GIVEN TASK: Search the material for the string "يقال", then return every line where it is found.

DATA FOR PROCESSING:
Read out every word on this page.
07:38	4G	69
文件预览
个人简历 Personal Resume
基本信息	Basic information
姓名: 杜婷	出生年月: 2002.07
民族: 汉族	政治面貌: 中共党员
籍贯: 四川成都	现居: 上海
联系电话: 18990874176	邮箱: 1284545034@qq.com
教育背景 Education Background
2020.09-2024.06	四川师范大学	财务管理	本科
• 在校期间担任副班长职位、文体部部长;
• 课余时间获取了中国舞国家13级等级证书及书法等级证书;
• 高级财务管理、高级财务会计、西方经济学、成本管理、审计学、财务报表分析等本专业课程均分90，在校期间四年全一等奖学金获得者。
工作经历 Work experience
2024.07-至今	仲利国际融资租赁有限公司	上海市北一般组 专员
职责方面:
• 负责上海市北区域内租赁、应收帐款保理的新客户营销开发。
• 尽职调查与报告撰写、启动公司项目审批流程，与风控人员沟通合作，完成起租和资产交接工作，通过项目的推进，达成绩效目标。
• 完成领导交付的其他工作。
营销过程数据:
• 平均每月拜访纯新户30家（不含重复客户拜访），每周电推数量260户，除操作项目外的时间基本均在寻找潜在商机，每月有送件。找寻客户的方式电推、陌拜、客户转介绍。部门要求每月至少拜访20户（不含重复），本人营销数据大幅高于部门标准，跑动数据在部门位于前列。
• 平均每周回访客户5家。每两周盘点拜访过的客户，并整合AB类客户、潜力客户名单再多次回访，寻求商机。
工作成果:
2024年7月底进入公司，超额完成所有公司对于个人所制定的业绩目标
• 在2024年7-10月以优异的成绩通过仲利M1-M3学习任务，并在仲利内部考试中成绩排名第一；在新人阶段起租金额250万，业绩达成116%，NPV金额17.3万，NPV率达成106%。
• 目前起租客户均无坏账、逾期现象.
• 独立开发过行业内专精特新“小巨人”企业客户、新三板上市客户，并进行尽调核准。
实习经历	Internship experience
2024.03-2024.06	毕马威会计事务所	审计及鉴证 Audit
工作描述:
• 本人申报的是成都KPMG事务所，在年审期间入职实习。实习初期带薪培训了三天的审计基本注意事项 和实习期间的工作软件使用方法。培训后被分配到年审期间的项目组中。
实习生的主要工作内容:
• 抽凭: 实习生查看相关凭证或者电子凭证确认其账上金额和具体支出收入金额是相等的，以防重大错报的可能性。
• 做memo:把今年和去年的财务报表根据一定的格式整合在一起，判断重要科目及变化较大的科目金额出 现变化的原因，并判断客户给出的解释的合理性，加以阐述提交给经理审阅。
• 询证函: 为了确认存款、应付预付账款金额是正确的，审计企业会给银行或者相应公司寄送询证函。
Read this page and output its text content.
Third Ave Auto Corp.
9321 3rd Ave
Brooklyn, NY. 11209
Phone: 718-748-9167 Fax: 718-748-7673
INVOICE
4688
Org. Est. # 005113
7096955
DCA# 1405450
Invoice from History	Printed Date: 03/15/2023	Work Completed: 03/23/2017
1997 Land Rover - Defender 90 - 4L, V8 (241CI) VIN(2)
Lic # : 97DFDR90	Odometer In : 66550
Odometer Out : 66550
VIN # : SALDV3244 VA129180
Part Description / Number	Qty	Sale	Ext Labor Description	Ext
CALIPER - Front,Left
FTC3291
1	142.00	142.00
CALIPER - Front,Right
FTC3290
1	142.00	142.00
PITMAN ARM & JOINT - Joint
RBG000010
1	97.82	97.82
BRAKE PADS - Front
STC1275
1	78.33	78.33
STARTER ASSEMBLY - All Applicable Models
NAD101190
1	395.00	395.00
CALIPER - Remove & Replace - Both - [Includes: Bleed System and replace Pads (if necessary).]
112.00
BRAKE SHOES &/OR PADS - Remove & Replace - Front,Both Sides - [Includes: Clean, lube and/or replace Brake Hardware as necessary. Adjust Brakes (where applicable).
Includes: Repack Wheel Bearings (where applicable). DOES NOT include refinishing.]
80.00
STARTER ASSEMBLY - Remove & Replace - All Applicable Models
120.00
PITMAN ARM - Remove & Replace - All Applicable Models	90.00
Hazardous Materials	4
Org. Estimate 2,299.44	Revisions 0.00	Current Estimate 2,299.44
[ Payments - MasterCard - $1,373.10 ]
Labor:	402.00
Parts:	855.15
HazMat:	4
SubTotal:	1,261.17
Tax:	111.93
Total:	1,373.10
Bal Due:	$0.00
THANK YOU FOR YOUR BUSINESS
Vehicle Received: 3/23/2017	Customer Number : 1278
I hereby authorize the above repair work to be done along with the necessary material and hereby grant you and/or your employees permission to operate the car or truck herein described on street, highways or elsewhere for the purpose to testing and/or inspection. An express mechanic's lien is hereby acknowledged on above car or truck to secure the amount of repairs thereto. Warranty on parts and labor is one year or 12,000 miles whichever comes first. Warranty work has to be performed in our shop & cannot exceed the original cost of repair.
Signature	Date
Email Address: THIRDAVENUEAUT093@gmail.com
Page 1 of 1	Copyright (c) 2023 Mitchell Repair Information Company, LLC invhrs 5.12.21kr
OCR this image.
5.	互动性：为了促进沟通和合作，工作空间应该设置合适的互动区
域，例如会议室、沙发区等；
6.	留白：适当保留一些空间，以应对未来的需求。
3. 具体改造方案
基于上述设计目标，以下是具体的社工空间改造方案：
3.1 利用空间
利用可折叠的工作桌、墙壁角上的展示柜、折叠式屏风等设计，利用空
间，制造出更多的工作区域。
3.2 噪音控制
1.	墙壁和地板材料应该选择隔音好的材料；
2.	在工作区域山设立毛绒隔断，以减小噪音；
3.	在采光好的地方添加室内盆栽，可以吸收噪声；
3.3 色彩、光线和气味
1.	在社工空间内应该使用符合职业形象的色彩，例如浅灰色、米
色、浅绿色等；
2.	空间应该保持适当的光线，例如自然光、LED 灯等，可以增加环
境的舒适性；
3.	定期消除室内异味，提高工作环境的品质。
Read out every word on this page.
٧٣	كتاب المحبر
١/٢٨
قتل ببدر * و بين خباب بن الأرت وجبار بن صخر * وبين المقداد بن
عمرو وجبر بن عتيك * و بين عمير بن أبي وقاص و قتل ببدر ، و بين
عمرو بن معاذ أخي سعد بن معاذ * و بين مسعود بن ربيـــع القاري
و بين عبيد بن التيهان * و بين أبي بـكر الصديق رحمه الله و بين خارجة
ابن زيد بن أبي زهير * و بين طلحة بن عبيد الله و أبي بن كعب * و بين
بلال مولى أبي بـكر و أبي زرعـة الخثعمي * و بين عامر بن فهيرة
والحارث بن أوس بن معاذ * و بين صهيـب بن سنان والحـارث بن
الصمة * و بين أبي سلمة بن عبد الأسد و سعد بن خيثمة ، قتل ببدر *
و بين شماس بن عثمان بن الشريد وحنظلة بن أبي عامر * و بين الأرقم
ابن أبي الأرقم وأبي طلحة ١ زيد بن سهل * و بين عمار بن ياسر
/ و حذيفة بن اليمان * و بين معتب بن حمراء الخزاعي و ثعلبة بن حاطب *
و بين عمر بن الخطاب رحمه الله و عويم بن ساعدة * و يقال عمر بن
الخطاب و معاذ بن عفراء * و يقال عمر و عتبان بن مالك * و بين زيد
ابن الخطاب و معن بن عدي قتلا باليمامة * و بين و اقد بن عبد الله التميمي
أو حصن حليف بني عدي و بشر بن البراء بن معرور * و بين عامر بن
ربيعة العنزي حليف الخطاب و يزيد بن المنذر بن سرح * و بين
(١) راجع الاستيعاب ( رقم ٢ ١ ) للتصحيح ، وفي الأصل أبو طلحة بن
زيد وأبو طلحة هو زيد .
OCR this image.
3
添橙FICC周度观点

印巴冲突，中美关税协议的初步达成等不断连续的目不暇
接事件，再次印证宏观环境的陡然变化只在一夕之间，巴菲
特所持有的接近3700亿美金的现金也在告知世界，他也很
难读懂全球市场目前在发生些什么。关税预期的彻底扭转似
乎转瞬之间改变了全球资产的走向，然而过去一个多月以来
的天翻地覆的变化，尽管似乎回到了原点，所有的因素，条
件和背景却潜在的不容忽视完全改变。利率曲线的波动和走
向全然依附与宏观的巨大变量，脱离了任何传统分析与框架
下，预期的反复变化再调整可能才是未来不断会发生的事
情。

COMPLETE OUTPUT:
و بين عمر بن الخطاب رحمه الله و عويم بن ساعدة * و يقال عمر بن
الخطاب و معاذ بن عفراء * و يقال عمر و عتبان بن مالك * و بين زيد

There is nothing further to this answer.